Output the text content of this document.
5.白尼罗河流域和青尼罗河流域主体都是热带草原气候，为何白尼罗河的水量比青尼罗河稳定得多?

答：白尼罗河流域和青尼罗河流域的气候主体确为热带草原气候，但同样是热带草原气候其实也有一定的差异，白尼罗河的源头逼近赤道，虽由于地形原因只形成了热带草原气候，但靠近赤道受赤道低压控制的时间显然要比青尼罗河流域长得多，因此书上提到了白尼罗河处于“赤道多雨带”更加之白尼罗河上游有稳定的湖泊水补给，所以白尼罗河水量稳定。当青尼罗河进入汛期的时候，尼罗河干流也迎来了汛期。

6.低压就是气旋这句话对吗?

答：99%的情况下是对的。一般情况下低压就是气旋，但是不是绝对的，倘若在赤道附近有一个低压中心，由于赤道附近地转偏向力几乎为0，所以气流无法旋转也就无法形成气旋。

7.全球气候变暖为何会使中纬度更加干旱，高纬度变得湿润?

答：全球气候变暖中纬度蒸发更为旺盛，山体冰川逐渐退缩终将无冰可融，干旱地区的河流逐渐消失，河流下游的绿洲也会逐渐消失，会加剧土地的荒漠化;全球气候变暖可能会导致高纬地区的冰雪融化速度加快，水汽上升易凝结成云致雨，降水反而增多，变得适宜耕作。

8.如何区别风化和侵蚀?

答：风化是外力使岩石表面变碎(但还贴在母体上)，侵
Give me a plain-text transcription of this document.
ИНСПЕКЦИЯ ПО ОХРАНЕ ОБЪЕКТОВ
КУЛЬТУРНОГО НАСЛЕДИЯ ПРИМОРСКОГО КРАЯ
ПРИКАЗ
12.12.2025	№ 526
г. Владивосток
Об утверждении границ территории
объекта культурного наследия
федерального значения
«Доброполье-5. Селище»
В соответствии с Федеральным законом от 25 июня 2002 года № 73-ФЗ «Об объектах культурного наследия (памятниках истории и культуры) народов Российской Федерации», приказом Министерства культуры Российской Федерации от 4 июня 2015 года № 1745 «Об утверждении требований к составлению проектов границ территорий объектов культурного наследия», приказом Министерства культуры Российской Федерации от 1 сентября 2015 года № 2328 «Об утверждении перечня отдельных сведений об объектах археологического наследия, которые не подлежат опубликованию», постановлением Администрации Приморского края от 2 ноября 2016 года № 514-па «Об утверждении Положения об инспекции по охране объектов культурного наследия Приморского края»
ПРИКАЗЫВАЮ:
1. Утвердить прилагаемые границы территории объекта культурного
# # # # #
▶ [Goal]:
Repeat all the entries exactly as given.

▶ [Completed exercise]:
Output the text content of this document.
5.白尼罗河流域和青尼罗河流域主体都是热带草原气候，为何白尼罗河的水量比青尼罗河稳定得多?

答：白尼罗河流域和青尼罗河流域的气候主体确为热带草原气候，但同样是热带草原气候其实也有一定的差异，白尼罗河的源头逼近赤道，虽由于地形原因只形成了热带草原气候，但靠近赤道受赤道低压控制的时间显然要比青尼罗河流域长得多，因此书上提到了白尼罗河处于“赤道多雨带”更加之白尼罗河上游有稳定的湖泊水补给，所以白尼罗河水量稳定。当青尼罗河进入汛期的时候，尼罗河干流也迎来了汛期。

6.低压就是气旋这句话对吗?

答：99%的情况下是对的。一般情况下低压就是气旋，但是不是绝对的，倘若在赤道附近有一个低压中心，由于赤道附近地转偏向力几乎为0，所以气流无法旋转也就无法形成气旋。

7.全球气候变暖为何会使中纬度更加干旱，高纬度变得湿润?

答：全球气候变暖中纬度蒸发更为旺盛，山体冰川逐渐退缩终将无冰可融，干旱地区的河流逐渐消失，河流下游的绿洲也会逐渐消失，会加剧土地的荒漠化;全球气候变暖可能会导致高纬地区的冰雪融化速度加快，水汽上升易凝结成云致雨，降水反而增多，变得适宜耕作。

8.如何区别风化和侵蚀?

答：风化是外力使岩石表面变碎(但还贴在母体上)，侵
Give me a plain-text transcription of this document.
ИНСПЕКЦИЯ ПО ОХРАНЕ ОБЪЕКТОВ
КУЛЬТУРНОГО НАСЛЕДИЯ ПРИМОРСКОГО КРАЯ
ПРИКАЗ
12.12.2025	№ 526
г. Владивосток
Об утверждении границ территории
объекта культурного наследия
федерального значения
«Доброполье-5. Селище»
В соответствии с Федеральным законом от 25 июня 2002 года № 73-ФЗ «Об объектах культурного наследия (памятниках истории и культуры) народов Российской Федерации», приказом Министерства культуры Российской Федерации от 4 июня 2015 года № 1745 «Об утверждении требований к составлению проектов границ территорий объектов культурного наследия», приказом Министерства культуры Российской Федерации от 1 сентября 2015 года № 2328 «Об утверждении перечня отдельных сведений об объектах археологического наследия, которые не подлежат опубликованию», постановлением Администрации Приморского края от 2 ноября 2016 года № 514-па «Об утверждении Положения об инспекции по охране объектов культурного наследия Приморского края»
ПРИКАЗЫВАЮ:
1. Утвердить прилагаемые границы территории объекта культурного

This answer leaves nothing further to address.